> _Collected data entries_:
* Start *

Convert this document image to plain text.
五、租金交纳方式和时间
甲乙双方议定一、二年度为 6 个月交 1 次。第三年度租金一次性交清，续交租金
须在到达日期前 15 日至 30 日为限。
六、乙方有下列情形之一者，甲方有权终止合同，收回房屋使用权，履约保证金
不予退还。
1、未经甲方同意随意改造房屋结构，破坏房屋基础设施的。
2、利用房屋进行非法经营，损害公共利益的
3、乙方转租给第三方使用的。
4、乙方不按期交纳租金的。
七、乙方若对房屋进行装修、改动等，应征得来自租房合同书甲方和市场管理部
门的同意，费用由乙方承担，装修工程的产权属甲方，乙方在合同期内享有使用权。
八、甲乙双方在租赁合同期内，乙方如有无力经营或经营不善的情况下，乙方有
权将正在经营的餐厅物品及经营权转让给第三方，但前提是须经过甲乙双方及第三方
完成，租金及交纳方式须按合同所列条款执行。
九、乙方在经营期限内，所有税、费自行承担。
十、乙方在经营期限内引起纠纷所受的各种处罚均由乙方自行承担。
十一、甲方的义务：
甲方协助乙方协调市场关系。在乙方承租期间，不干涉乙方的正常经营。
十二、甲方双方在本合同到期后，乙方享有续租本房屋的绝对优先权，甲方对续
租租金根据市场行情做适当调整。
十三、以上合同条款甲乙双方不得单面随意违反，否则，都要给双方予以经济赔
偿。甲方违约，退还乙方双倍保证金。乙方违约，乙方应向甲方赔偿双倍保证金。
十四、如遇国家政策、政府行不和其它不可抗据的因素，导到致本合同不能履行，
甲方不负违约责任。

* End *
* Start *

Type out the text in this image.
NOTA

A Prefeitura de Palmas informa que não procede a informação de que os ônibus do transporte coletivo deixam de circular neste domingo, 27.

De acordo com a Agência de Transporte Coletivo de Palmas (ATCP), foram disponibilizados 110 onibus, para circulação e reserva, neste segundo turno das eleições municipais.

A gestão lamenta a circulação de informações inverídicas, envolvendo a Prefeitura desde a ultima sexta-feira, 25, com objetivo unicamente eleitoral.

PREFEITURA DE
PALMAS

* End *

> _Short problem_: Across the data above, how many lines include the word "this"? Give only the count.

> _Finished task_: 2